(Görevler):
1 – Değirmenci Kıraathanesi öyküsünde içinde "Yok artık demedim" sözcükleri geçen yerle başlayıp "bulmak mümkün değil." sözcükleriyle sona eren bölümü aynen yazınız.
2 – Değirmenci Kıraathanesi öyküsüne göre, okula kütüphane kurmaya gelecek ekip paletleri hangi amaçla istemiştir? Bir ila üç cümleyle açıklayınız.

Site icon Mustafa Süs'ün kişisel blogu

Değirmenci Kıraathanesi (Öykü)

Paylaş

Değirmenci Kıraathanesi
Hiç unutmam bugün okulumuza kütüphane kurmaya gelecek ekibin temsilcisi dedi ki…
Hocam palet lâzım.
Yok artık demedim doğal olarak. Palet de neyin nesi, neyinize gerek de demedim.
Hani şu inşaatlarda kullanılan paletlerden istiyorlar bildiğiniz türden.
Ne işe yaradığından çok onu nasıl temin edeceğim? O önemli? Kafam direkt oraya takıldı.
Ne işe yarayacağını sormak aklıma gelmedi o telaştan.
Anladım da bir şeylere lâzım olacağını, üstünde durmadım.
Ne bir müteahhit var tanıdığım ne inşaat mühendisi, ne usta, ne işçi…
Nereden bulabilirim ki?
Hadi buldum diyeyim okula nasıl getireceğim?
Yarına kadar kamyonet bulmak mümkün değil.
Eskiden insanlar iş arardı şimdi iş seçiyorlar.
Onca düşüncenin arasında sordum yine de…
Paletler ne işimize yarayacak?
Kütüphaneye oturma bölümü yapacağız dediler.
Hayda! Ne işin var çayda?
Ben onu önceki senelerde yapmıştım da palet ile değil, yer minderleri ile.
Demek ki kütüphaneye oturma bölümü fikri tek bana özgü değilmiş ya da ben başlatmış da olabilirim? Bilemiyorum.
Yer minderini seviyoruz bunu kulakları az duyan sultan bile öğrendi artık.
Kulağa gerek kalmadı ki, insanlar görerek, okuyarak da duyuyorlar bu çağda.
Palet dedim de aklıma geldi…
Yokuş çıkarken paletli jeep gibi dağları yol eden bir kardeş ses verdi…
Ben bulurum!
Ya kim getirecek?
Ben getiririm!

(Sağlanan Bilgiler):
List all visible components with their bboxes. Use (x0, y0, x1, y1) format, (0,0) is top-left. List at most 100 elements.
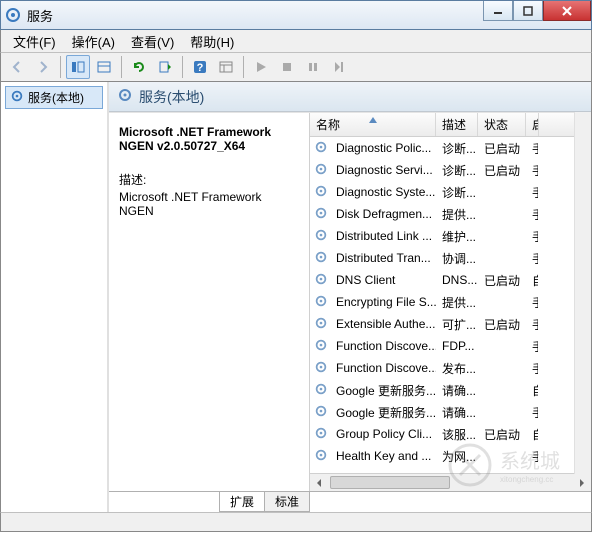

(Alıştırma Yanıtları):
1 –
Yok artık demedim doğal olarak. Palet de neyin nesi, neyinize gerek de demedim.
Hani şu inşaatlarda kullanılan paletlerden istiyorlar bildiğiniz türden.
Ne işe yaradığından çok onu nasıl temin edeceğim? O önemli? Kafam direkt oraya takıldı.
Ne işe yarayacağını sormak aklıma gelmedi o telaştan.
Anladım da bir şeylere lâzım olacağını, üstünde durmadım.
Ne bir müteahhit var tanıdığım ne inşaat mühendisi, ne usta, ne işçi…
Nereden bulabilirim ki?
Hadi buldum diyeyim okula nasıl getireceğim?
Yarına kadar kamyonet bulmak mümkün değil.

2 – Ekip, paletlerle kütüphaneye bir oturma bölümü yapacaklarını söylemiştir.